Problem requirements: Search the listing below for the word "звуков" and copy each line that holds it.

Recorded information:
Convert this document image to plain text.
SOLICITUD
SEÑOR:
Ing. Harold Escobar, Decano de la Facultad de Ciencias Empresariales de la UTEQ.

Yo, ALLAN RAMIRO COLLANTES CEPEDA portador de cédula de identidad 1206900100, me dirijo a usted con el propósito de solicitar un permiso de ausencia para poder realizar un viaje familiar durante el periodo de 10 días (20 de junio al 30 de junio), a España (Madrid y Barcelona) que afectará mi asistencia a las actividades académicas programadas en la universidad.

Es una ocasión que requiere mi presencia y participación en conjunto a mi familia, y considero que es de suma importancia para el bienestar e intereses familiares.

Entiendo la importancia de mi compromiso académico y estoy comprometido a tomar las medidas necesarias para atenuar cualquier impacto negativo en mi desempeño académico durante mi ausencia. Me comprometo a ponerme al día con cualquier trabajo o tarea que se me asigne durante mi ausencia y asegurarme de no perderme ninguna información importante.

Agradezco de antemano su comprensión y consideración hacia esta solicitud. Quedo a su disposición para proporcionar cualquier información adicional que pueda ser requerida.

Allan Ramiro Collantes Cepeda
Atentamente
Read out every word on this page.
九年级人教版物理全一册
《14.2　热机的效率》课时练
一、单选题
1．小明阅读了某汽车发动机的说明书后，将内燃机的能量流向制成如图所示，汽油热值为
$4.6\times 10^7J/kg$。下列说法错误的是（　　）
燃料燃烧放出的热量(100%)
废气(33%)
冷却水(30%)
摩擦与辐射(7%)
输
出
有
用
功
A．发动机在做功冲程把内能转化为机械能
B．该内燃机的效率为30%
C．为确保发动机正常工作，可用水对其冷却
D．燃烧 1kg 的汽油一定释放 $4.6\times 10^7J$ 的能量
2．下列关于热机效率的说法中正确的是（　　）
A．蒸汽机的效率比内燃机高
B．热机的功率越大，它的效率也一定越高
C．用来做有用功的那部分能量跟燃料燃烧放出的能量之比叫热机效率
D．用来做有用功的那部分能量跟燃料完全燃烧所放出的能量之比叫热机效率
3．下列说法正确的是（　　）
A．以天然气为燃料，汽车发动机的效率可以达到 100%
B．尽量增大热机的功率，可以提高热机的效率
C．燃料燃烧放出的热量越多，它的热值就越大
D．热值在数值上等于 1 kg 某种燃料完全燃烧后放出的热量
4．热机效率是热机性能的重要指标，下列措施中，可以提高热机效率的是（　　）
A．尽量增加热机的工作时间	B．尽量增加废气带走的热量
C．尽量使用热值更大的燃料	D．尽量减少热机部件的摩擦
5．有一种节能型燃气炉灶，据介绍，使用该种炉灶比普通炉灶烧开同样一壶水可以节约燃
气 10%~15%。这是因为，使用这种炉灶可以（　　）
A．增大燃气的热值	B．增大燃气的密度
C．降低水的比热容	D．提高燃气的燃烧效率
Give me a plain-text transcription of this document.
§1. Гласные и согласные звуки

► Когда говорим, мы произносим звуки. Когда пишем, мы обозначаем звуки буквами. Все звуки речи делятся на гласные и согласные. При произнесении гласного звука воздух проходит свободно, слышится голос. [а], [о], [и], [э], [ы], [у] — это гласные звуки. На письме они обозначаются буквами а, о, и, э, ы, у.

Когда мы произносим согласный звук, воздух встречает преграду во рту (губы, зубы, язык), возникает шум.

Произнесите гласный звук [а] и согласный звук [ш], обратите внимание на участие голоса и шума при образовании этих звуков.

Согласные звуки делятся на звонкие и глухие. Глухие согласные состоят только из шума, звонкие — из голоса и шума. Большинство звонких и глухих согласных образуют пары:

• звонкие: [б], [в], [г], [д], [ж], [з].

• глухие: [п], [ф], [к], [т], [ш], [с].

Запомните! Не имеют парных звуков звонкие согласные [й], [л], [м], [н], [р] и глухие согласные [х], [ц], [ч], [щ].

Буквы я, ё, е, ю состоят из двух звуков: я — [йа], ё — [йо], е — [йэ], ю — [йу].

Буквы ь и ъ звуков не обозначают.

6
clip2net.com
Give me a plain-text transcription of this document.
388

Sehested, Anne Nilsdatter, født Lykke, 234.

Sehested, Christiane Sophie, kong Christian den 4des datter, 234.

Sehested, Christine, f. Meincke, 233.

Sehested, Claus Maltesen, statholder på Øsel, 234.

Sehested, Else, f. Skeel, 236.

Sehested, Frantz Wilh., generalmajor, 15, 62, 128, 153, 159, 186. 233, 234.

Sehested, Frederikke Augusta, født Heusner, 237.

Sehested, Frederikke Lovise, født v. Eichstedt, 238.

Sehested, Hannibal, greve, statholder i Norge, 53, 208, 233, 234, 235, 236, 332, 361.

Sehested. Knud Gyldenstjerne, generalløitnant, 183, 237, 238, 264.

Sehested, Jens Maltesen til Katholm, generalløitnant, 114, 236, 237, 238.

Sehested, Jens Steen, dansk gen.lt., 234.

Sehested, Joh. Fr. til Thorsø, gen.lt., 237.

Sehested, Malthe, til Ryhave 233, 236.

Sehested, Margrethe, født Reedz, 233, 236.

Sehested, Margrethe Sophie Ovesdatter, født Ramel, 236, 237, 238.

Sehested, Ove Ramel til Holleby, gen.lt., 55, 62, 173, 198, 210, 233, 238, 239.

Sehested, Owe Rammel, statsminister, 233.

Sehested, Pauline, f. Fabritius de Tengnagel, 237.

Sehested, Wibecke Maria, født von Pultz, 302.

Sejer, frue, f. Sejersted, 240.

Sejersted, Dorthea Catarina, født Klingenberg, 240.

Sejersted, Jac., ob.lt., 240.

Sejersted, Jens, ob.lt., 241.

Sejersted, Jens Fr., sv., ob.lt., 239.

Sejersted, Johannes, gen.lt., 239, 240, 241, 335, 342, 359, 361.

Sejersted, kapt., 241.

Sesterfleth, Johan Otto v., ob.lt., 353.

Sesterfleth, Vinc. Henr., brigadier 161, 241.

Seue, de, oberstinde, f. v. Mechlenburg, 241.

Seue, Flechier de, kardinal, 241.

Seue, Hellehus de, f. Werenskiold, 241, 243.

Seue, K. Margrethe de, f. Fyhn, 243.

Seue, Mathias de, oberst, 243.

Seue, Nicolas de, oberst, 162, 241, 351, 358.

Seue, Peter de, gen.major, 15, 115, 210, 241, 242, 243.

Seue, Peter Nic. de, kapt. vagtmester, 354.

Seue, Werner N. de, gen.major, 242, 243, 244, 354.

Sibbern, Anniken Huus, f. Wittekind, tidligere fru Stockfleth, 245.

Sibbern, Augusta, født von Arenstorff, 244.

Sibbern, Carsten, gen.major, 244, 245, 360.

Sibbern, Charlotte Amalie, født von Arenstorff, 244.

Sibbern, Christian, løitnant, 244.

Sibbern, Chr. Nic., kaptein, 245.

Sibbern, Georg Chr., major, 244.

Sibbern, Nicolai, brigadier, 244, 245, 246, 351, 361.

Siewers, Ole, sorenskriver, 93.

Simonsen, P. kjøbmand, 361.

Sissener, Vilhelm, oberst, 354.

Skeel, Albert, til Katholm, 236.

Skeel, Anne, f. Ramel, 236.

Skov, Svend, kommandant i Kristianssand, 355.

Result of the exercise:
Произнесите гласный звук [а] и согласный звук [ш], обратите внимание на участие голоса и шума при образовании этих звуков.
Запомните! Не имеют парных звуков звонкие согласные [й], [л], [м], [н], [р] и глухие согласные [х], [ц], [ч], [щ].
Буквы я, ё, е, ю состоят из двух звуков: я — [йа], ё — [йо], е — [йэ], ю — [йу].
Буквы ь и ъ звуков не обозначают.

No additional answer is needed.